The records are to be repeated in full. Every line must match.

DATA SUPPLIED –
=-=-=-=-=

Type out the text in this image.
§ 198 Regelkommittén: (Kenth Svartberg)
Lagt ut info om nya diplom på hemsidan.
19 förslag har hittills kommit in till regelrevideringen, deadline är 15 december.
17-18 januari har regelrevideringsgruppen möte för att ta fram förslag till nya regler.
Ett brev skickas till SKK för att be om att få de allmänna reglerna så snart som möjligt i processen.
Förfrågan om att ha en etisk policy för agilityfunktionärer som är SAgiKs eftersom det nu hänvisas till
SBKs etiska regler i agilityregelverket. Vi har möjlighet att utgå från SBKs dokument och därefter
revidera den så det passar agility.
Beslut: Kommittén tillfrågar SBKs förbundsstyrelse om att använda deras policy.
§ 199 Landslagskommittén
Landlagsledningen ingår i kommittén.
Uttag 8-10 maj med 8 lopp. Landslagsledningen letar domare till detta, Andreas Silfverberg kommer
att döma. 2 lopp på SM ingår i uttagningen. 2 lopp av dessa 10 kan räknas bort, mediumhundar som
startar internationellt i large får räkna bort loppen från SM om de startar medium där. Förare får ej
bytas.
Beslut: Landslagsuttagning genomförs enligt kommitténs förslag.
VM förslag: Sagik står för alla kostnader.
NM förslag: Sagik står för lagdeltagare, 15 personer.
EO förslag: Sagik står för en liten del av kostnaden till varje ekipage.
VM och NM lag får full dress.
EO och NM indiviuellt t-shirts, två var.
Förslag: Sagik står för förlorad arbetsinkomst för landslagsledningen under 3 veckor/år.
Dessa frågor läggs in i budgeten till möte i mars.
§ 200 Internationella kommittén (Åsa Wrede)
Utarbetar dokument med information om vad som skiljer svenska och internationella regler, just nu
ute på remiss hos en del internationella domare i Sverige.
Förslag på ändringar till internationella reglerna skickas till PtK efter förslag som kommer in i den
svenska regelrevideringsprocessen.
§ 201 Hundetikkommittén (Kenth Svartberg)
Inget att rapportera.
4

=-=-=-=-=

WRITTEN SOLUTION –
Type out the text in this image.
§ 198 Regelkommittén: (Kenth Svartberg)
Lagt ut info om nya diplom på hemsidan.
19 förslag har hittills kommit in till regelrevideringen, deadline är 15 december.
17-18 januari har regelrevideringsgruppen möte för att ta fram förslag till nya regler.
Ett brev skickas till SKK för att be om att få de allmänna reglerna så snart som möjligt i processen.
Förfrågan om att ha en etisk policy för agilityfunktionärer som är SAgiKs eftersom det nu hänvisas till
SBKs etiska regler i agilityregelverket. Vi har möjlighet att utgå från SBKs dokument och därefter
revidera den så det passar agility.
Beslut: Kommittén tillfrågar SBKs förbundsstyrelse om att använda deras policy.
§ 199 Landslagskommittén
Landlagsledningen ingår i kommittén.
Uttag 8-10 maj med 8 lopp. Landslagsledningen letar domare till detta, Andreas Silfverberg kommer
att döma. 2 lopp på SM ingår i uttagningen. 2 lopp av dessa 10 kan räknas bort, mediumhundar som
startar internationellt i large får räkna bort loppen från SM om de startar medium där. Förare får ej
bytas.
Beslut: Landslagsuttagning genomförs enligt kommitténs förslag.
VM förslag: Sagik står för alla kostnader.
NM förslag: Sagik står för lagdeltagare, 15 personer.
EO förslag: Sagik står för en liten del av kostnaden till varje ekipage.
VM och NM lag får full dress.
EO och NM indiviuellt t-shirts, två var.
Förslag: Sagik står för förlorad arbetsinkomst för landslagsledningen under 3 veckor/år.
Dessa frågor läggs in i budgeten till möte i mars.
§ 200 Internationella kommittén (Åsa Wrede)
Utarbetar dokument med information om vad som skiljer svenska och internationella regler, just nu
ute på remiss hos en del internationella domare i Sverige.
Förslag på ändringar till internationella reglerna skickas till PtK efter förslag som kommer in i den
svenska regelrevideringsprocessen.
§ 201 Hundetikkommittén (Kenth Svartberg)
Inget att rapportera.
4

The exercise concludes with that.